= Extract provided =
* * * *
# LSx bore machining



## Poncho Dan (Jun 30, 2009)

Question for you guys: Why is the general consensus that you cannot punch out an LS motor more than .010" and need to resleeve beyond that point? Is there a concern that you will spin the sleeves trying to machine beyond .010" over? I'm confused... aren't these things cryogenically assembled, i.e. frozen sleeve pressed into a really hot casting? If I'm not mistaken, all LSx motors utilize the same exact casting across the board.


----------



## GM4life (Mar 18, 2007)

I think its a matter of sleeve/bore integrity, the sleeves are fairly thin.


----------



## Poncho Dan (Jun 30, 2009)

Wouldn't the sleeve relief that is cast in the block be the same for all? Meaning, as bore size _decreases_ in diameter, cylinder sleeve wall thickness _increases_?


----------



## GM4life (Mar 18, 2007)

Good question. I don't know.

The rule of thumb that I've allways read about in the past was that if your going to punch out an LSx block you either get a cast iron block or resleave it.


----------



## Poncho Dan (Jun 30, 2009)

The reason I'm wondering is because say, if I decide to add stroke, the cylinders are going to need to be touched up/rehoned to get the ridges out that I would have developed over 36,000 miles. So I was thinking if we were in there, it could be done.

Perhaps it has something to do with the heating/cooling of the materials in the machining process, but you would thing blowing enough oil/coolant mix on it would cure that...


----------



## GM4life (Mar 18, 2007)

Back in the day the older Gen III blocks could only be honed up to .010". I don't know what the limits are now. A good machean shop that has experiance could tell you.


----------



## Rukee (Feb 8, 2007)

Poncho Dan said:


> The reason I'm wondering is because say, if I decide to add stroke, the cylinders are going to need to be touched up/rehoned to get the ridges out that I would have developed over 36,000 miles. So I was thinking if we were in there, it could be done.
> 
> Perhaps it has something to do with the heating/cooling of the materials in the machining process, but you would thing blowing enough oil/coolant mix on it would cure that...


You shouldn't have any significant ridges at 36,000 miles and honing should be good enough, unless you've blown a piston and severely scratched a cyl wall. I would expect to just rehone and run the stock bore size.


----------



## Poncho Dan (Jun 30, 2009)

Rukee said:


> You shouldn't have any significant ridges at 36,000 miles and honing should be good enough, unless you've blown a piston and severely scratched a cyl wall. I would expect to just rehone and run the stock bore size.


Well, I wasn't sure... but I figured it would need some attention, as there still is the slightest bit of wear.

I posted this question over on LS1gto and the guys over there seem to think that its a materials/temperature issue, and that the cylinder walls will crack if too thin.


----------
* * * *
= The request =
Name each distinct forum member who posted in the thread on LSx bore machining, listing each only once.

= Data records =
* * * *
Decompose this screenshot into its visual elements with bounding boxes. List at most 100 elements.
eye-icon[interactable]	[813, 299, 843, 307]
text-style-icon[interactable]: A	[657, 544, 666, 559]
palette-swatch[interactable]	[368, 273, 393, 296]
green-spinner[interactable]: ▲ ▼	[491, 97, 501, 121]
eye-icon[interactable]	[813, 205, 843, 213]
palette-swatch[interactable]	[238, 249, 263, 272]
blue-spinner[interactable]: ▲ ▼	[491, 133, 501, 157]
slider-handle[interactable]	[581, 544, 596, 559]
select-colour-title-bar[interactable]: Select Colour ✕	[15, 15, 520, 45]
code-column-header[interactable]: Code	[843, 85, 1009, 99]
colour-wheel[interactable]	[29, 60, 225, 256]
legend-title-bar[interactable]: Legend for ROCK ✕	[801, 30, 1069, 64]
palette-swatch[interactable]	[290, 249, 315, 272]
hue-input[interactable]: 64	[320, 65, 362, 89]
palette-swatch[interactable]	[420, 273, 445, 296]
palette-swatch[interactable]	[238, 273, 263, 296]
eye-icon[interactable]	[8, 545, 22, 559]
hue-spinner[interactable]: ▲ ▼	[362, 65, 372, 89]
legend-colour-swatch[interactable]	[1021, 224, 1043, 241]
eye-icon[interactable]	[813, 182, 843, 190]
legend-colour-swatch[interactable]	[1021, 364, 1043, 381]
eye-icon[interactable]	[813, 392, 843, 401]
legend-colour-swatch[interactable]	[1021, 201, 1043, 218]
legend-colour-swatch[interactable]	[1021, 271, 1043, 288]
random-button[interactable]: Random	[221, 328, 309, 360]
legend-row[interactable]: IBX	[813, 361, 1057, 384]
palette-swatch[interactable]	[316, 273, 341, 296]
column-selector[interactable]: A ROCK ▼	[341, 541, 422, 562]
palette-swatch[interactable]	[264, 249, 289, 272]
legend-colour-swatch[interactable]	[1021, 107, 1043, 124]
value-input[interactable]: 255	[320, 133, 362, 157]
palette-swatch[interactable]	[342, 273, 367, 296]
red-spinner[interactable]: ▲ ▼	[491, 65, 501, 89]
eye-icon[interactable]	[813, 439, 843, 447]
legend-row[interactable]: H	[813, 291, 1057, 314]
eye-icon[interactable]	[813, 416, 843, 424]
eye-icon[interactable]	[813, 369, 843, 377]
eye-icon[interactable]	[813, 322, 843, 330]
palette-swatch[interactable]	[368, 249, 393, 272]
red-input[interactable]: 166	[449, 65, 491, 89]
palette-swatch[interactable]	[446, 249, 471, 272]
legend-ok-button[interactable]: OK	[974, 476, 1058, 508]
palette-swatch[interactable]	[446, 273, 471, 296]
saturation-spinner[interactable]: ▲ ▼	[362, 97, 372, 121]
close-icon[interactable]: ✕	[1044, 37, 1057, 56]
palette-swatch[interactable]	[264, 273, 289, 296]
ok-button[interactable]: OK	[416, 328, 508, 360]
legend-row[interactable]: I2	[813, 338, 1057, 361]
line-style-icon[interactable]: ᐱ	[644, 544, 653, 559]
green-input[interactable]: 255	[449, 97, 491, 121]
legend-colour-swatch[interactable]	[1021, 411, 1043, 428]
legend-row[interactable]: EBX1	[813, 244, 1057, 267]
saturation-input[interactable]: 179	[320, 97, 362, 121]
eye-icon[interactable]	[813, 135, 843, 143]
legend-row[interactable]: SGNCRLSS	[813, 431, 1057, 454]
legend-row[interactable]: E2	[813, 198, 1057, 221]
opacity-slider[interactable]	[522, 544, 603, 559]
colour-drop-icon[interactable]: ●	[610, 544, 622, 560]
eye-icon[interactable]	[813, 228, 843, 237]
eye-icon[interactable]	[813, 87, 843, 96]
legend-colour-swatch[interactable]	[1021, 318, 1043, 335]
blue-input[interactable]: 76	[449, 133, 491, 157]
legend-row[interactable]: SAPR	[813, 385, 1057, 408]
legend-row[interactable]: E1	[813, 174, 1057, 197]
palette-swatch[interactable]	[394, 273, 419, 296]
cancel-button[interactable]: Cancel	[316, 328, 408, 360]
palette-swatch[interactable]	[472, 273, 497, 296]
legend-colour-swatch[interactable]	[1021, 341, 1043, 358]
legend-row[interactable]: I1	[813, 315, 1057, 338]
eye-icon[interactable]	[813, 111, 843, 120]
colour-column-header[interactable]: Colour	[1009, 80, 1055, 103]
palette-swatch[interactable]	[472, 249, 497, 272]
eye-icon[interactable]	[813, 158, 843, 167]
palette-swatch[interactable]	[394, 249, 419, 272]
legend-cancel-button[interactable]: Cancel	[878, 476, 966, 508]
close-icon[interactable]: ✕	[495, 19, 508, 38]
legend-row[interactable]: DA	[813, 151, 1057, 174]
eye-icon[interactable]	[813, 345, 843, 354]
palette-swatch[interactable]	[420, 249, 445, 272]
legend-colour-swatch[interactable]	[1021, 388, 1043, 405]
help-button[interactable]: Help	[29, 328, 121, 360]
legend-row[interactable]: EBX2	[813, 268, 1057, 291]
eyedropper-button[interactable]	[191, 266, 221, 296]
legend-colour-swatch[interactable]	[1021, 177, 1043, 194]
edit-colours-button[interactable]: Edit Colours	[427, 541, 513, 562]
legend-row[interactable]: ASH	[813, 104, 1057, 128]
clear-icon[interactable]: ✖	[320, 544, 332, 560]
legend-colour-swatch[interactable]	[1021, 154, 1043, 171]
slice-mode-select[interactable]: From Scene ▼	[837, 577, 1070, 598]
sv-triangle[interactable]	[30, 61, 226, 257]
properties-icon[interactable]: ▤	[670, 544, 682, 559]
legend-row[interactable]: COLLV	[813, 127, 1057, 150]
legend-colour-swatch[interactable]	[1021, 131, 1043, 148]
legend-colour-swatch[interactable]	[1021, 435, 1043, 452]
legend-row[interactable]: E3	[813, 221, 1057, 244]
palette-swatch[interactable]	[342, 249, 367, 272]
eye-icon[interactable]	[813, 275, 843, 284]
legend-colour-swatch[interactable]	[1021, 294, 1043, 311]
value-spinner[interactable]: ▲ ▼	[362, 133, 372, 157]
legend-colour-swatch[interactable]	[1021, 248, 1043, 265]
* * * *
= Reply =
Poncho Dan, GM4life, Rukee